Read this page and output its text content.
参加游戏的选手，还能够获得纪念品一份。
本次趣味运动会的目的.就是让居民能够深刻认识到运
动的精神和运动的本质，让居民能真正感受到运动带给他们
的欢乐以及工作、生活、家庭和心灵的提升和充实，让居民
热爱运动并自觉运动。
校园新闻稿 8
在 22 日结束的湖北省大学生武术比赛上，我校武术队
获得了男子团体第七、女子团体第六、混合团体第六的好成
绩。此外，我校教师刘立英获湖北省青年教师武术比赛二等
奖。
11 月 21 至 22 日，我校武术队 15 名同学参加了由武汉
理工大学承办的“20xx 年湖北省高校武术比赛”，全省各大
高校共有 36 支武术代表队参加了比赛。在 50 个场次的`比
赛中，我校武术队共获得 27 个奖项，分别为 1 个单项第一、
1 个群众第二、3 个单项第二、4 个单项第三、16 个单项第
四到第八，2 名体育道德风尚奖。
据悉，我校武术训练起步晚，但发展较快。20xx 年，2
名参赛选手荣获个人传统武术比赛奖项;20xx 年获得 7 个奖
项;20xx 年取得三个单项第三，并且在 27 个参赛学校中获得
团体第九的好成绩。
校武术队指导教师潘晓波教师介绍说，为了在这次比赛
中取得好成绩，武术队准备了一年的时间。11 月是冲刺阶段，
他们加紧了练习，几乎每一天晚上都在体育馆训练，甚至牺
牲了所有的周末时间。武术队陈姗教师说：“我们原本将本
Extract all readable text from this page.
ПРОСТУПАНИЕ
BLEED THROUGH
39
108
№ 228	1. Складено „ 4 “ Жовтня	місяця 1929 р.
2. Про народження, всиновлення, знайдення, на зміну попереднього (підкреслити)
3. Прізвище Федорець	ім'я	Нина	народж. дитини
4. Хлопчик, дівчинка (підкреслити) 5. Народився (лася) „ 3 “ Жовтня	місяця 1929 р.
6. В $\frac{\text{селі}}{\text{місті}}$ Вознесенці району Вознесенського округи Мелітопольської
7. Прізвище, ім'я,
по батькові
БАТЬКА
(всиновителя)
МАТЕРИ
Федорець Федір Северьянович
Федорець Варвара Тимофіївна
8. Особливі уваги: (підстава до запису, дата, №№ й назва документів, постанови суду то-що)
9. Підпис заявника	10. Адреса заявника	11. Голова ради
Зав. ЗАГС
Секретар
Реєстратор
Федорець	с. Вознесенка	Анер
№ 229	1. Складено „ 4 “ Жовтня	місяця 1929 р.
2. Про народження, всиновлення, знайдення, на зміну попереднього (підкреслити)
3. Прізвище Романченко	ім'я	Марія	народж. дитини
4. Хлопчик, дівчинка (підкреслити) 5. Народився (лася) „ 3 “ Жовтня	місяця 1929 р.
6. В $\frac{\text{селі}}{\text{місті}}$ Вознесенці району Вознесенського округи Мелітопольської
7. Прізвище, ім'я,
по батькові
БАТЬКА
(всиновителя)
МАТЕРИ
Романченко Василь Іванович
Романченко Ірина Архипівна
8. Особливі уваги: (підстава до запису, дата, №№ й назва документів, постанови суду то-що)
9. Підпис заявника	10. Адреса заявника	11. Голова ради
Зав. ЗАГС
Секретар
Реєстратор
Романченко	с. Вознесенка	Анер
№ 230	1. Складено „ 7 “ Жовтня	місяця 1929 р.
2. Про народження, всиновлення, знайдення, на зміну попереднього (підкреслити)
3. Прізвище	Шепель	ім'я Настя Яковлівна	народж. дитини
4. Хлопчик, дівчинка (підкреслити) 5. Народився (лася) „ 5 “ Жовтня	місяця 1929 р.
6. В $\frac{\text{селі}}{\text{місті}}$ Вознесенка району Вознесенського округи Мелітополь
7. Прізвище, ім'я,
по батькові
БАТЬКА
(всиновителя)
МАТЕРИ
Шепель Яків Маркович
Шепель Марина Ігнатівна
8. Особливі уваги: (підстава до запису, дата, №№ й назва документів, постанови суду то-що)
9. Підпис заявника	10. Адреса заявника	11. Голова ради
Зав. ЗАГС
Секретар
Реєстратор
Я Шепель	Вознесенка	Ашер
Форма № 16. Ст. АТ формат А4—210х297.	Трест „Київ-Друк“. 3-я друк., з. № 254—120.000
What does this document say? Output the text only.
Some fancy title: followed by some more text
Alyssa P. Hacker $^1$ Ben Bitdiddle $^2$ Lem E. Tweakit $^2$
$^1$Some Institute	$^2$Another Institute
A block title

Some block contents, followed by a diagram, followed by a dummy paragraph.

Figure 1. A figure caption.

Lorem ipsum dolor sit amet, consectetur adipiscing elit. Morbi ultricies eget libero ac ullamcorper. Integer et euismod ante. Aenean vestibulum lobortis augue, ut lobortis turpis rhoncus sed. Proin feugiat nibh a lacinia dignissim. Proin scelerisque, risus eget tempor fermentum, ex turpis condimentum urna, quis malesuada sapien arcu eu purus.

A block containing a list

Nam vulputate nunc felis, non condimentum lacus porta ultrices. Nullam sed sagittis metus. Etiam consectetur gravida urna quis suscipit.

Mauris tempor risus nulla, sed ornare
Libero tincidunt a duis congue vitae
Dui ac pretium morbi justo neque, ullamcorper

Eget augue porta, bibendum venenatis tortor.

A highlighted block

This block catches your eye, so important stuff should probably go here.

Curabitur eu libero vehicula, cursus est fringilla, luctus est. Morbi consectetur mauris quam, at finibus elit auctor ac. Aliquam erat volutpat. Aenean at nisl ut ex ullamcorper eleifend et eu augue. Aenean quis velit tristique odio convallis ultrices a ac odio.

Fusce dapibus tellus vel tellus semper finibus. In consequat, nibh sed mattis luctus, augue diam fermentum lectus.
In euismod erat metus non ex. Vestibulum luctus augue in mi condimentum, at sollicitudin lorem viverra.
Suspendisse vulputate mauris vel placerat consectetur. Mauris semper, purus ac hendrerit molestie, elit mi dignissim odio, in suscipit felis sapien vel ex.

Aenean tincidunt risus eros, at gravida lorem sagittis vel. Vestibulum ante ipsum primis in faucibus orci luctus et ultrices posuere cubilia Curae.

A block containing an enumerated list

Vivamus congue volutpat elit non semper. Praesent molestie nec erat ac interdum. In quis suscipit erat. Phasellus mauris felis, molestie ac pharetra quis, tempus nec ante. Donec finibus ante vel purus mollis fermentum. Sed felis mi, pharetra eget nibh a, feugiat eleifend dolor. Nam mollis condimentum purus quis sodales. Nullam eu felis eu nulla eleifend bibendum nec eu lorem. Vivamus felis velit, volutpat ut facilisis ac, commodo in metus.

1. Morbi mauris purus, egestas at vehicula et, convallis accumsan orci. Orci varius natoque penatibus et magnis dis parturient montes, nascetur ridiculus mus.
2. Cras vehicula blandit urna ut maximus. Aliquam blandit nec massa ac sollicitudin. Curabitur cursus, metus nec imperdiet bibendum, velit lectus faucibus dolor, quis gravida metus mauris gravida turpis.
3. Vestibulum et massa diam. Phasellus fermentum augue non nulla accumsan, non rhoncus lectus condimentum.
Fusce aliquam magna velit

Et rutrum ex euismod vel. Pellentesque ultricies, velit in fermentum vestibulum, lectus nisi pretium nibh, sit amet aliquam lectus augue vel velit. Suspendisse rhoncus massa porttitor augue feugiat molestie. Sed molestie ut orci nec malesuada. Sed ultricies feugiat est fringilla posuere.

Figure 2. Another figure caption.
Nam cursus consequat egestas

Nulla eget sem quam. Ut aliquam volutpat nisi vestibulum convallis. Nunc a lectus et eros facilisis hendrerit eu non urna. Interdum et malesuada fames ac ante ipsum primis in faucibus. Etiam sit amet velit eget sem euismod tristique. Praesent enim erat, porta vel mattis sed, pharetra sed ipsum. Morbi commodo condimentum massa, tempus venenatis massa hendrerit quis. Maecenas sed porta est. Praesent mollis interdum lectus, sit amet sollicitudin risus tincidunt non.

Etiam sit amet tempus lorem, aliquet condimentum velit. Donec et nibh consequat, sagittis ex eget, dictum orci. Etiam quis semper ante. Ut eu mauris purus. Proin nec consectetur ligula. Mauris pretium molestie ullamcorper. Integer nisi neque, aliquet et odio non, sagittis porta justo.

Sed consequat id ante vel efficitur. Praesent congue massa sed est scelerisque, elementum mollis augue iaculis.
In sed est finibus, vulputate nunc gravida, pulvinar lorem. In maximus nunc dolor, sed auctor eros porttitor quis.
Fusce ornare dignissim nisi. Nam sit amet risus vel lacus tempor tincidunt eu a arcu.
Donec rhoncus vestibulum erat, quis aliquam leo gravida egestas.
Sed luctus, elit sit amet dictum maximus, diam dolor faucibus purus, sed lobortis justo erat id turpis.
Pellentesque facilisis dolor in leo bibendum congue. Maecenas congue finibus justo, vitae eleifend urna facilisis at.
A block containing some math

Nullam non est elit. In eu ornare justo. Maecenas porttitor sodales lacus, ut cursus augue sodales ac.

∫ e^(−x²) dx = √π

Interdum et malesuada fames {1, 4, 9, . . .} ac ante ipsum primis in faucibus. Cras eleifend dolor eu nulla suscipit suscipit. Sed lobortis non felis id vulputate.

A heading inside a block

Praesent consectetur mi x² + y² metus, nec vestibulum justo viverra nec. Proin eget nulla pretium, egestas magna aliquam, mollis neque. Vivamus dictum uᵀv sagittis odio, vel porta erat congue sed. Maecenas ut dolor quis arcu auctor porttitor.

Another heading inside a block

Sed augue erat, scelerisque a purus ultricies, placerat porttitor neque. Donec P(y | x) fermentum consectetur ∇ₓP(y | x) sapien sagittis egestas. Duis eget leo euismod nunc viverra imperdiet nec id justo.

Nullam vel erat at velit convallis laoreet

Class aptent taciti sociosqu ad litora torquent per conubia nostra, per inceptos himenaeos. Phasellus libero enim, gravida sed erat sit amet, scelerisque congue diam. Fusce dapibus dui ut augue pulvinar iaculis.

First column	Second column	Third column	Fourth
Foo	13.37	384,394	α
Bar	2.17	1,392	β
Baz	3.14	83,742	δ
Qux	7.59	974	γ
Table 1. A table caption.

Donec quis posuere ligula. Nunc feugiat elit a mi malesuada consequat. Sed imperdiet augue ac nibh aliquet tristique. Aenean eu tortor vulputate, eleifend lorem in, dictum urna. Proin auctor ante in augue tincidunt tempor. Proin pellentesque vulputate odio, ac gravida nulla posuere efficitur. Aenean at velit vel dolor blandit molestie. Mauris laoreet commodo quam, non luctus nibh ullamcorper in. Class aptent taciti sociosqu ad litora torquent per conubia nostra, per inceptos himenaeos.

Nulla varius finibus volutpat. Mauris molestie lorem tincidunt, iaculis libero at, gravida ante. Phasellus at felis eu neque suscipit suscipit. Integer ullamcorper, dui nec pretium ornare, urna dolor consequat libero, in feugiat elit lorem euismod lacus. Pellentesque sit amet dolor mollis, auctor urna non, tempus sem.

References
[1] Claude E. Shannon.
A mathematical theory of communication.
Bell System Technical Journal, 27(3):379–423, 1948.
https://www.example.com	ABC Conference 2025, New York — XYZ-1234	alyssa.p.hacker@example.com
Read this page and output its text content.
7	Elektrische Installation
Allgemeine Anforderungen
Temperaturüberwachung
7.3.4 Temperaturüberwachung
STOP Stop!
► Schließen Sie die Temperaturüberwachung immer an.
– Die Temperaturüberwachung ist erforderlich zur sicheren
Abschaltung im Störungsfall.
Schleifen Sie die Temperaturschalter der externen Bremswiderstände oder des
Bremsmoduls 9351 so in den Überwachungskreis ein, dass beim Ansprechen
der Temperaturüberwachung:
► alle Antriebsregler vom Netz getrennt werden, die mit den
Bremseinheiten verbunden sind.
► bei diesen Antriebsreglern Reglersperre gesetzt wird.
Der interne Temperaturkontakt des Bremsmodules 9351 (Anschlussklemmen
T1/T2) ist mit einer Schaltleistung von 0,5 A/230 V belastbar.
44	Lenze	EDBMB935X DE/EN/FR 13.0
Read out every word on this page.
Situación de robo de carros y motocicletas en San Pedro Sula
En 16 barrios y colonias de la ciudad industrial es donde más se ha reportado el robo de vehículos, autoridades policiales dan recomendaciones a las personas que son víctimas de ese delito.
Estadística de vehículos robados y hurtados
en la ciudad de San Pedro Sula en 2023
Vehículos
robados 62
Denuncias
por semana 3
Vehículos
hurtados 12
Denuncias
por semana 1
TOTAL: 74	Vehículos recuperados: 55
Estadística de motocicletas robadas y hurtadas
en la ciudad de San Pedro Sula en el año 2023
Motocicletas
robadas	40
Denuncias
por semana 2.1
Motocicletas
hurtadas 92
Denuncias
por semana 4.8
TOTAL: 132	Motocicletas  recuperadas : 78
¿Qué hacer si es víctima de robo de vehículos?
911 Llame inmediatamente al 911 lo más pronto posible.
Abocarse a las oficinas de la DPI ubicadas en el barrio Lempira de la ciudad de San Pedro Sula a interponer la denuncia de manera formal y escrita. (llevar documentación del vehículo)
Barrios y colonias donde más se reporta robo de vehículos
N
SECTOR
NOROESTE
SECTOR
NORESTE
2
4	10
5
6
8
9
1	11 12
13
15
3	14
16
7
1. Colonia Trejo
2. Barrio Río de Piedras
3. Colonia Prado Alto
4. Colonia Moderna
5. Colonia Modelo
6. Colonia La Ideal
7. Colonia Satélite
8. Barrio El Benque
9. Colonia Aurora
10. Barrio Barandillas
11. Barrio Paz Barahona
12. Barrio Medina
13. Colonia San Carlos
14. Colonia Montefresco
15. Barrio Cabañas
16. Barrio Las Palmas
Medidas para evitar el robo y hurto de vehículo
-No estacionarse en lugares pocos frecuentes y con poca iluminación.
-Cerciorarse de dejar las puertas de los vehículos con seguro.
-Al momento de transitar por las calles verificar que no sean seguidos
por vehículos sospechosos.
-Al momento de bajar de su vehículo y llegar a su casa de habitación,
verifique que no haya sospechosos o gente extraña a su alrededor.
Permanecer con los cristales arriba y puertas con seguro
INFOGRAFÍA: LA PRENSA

______

> _WHAT TO DO_
Filter the listing for the word "conubia" and copy every line that holds it.

> _SOLUTION_
Class aptent taciti sociosqu ad litora torquent per conubia nostra, per inceptos himenaeos. Phasellus libero enim, gravida sed erat sit amet, scelerisque congue diam. Fusce dapibus dui ut augue pulvinar iaculis.
Donec quis posuere ligula. Nunc feugiat elit a mi malesuada consequat. Sed imperdiet augue ac nibh aliquet tristique. Aenean eu tortor vulputate, eleifend lorem in, dictum urna. Proin auctor ante in augue tincidunt tempor. Proin pellentesque vulputate odio, ac gravida nulla posuere efficitur. Aenean at velit vel dolor blandit molestie. Mauris laoreet commodo quam, non luctus nibh ullamcorper in. Class aptent taciti sociosqu ad litora torquent per conubia nostra, per inceptos himenaeos.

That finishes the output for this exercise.